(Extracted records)

◆ ◆ ◆ ◆

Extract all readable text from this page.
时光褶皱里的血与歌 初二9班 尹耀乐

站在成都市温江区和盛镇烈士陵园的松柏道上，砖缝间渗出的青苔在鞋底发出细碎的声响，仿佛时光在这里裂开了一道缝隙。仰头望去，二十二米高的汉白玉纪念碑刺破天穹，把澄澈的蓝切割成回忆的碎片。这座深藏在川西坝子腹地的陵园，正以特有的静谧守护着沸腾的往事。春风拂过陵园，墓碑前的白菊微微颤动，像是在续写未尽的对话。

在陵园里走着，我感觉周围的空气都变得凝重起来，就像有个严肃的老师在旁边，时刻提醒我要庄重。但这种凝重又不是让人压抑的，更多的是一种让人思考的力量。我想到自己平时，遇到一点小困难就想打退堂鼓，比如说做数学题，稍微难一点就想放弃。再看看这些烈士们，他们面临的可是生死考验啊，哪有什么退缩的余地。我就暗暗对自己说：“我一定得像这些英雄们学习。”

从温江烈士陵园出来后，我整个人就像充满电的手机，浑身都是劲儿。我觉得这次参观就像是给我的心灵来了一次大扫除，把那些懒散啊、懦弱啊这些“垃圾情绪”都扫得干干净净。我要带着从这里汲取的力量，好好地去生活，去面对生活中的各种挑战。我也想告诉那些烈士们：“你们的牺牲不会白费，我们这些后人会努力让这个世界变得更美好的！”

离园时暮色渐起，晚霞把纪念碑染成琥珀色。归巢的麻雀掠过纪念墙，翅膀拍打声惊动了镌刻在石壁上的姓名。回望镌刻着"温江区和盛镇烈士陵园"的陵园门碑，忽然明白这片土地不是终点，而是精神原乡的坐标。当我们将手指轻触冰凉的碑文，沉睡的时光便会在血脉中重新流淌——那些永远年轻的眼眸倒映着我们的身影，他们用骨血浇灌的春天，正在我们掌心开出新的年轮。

◆ ◆ ◆ ◆

▶ **PROBLEM TO SOLVE**
Set down every line of the listing above again, exactly as given.

▶ **FULL OUTPUT**
Extract all readable text from this page.
时光褶皱里的血与歌 初二9班 尹耀乐

站在成都市温江区和盛镇烈士陵园的松柏道上，砖缝间渗出的青苔在鞋底发出细碎的声响，仿佛时光在这里裂开了一道缝隙。仰头望去，二十二米高的汉白玉纪念碑刺破天穹，把澄澈的蓝切割成回忆的碎片。这座深藏在川西坝子腹地的陵园，正以特有的静谧守护着沸腾的往事。春风拂过陵园，墓碑前的白菊微微颤动，像是在续写未尽的对话。

在陵园里走着，我感觉周围的空气都变得凝重起来，就像有个严肃的老师在旁边，时刻提醒我要庄重。但这种凝重又不是让人压抑的，更多的是一种让人思考的力量。我想到自己平时，遇到一点小困难就想打退堂鼓，比如说做数学题，稍微难一点就想放弃。再看看这些烈士们，他们面临的可是生死考验啊，哪有什么退缩的余地。我就暗暗对自己说：“我一定得像这些英雄们学习。”

从温江烈士陵园出来后，我整个人就像充满电的手机，浑身都是劲儿。我觉得这次参观就像是给我的心灵来了一次大扫除，把那些懒散啊、懦弱啊这些“垃圾情绪”都扫得干干净净。我要带着从这里汲取的力量，好好地去生活，去面对生活中的各种挑战。我也想告诉那些烈士们：“你们的牺牲不会白费，我们这些后人会努力让这个世界变得更美好的！”

离园时暮色渐起，晚霞把纪念碑染成琥珀色。归巢的麻雀掠过纪念墙，翅膀拍打声惊动了镌刻在石壁上的姓名。回望镌刻着"温江区和盛镇烈士陵园"的陵园门碑，忽然明白这片土地不是终点，而是精神原乡的坐标。当我们将手指轻触冰凉的碑文，沉睡的时光便会在血脉中重新流淌——那些永远年轻的眼眸倒映着我们的身影，他们用骨血浇灌的春天，正在我们掌心开出新的年轮。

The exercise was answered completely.